### Stated task
Note each line of the listing that contains the string "this", and copy it.

### Record extracts
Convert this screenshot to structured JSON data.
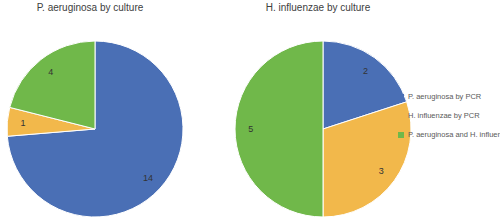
{
  "chart_data": [
    {
      "type": "pie",
      "title": "P. aeruginosa by culture",
      "categories": [
        "P. aeruginosa by PCR",
        "H. influenzae by PCR",
        "P. aeruginosa and H. influenzae by PCR"
      ],
      "values": [
        14,
        1,
        4
      ],
      "colors": [
        "#4a6fb5",
        "#f2b84b",
        "#70b84a"
      ],
      "data_labels": true
    },
    {
      "type": "pie",
      "title": "H. influenzae by culture",
      "categories": [
        "P. aeruginosa by PCR",
        "H. influenzae by PCR",
        "P. aeruginosa and H. influenzae by PCR"
      ],
      "values": [
        2,
        3,
        5
      ],
      "colors": [
        "#4a6fb5",
        "#f2b84b",
        "#70b84a"
      ],
      "data_labels": true,
      "legend": "right"
    }
  ]
}
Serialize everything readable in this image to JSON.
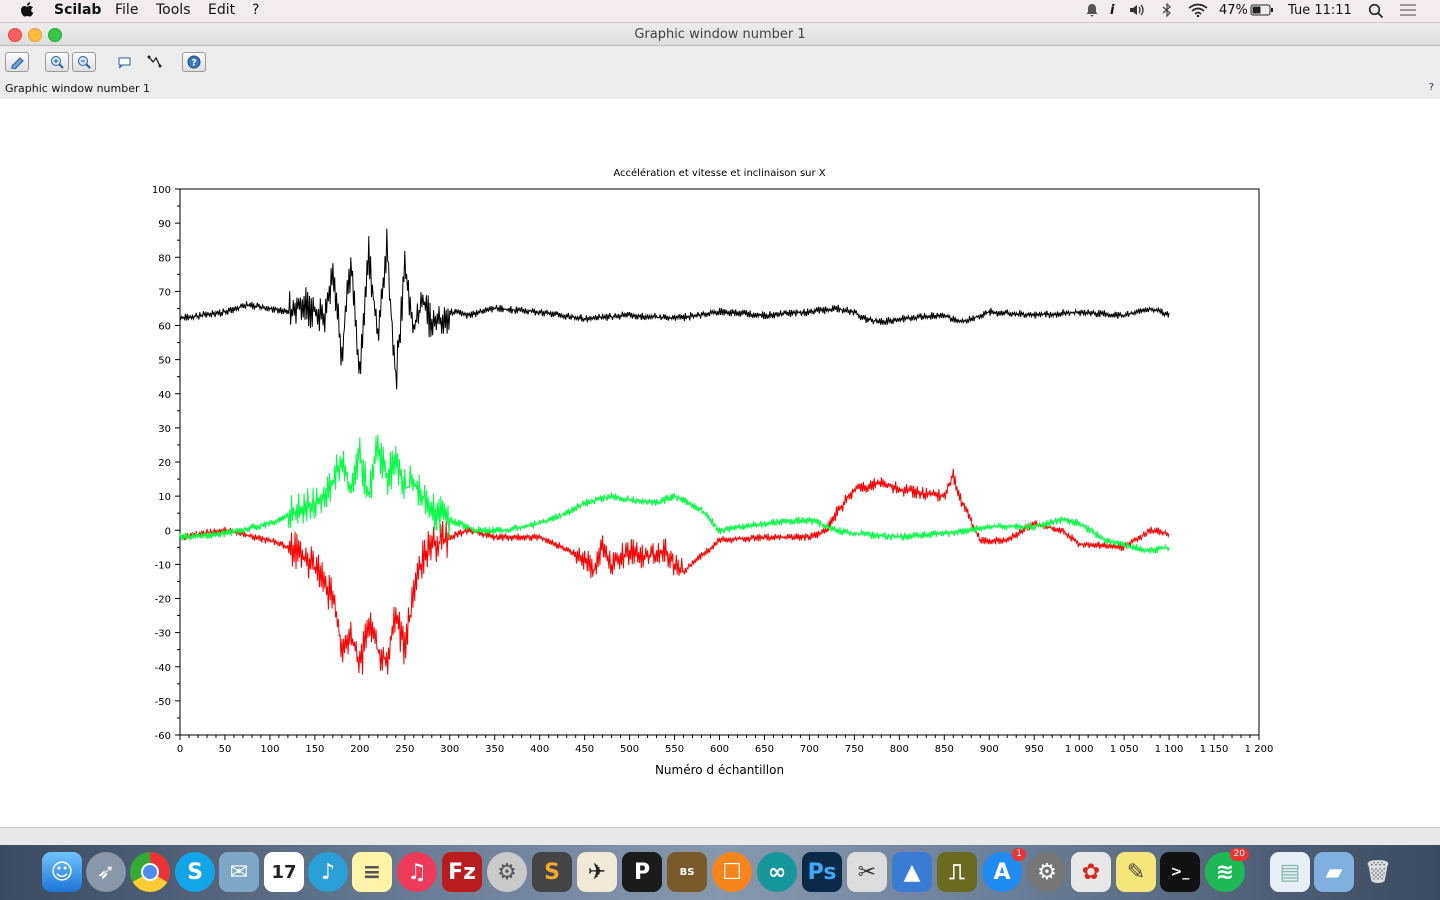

### Completed task
Convert this screenshot to structured JSON data.
Serialize everything readable in this image to JSON.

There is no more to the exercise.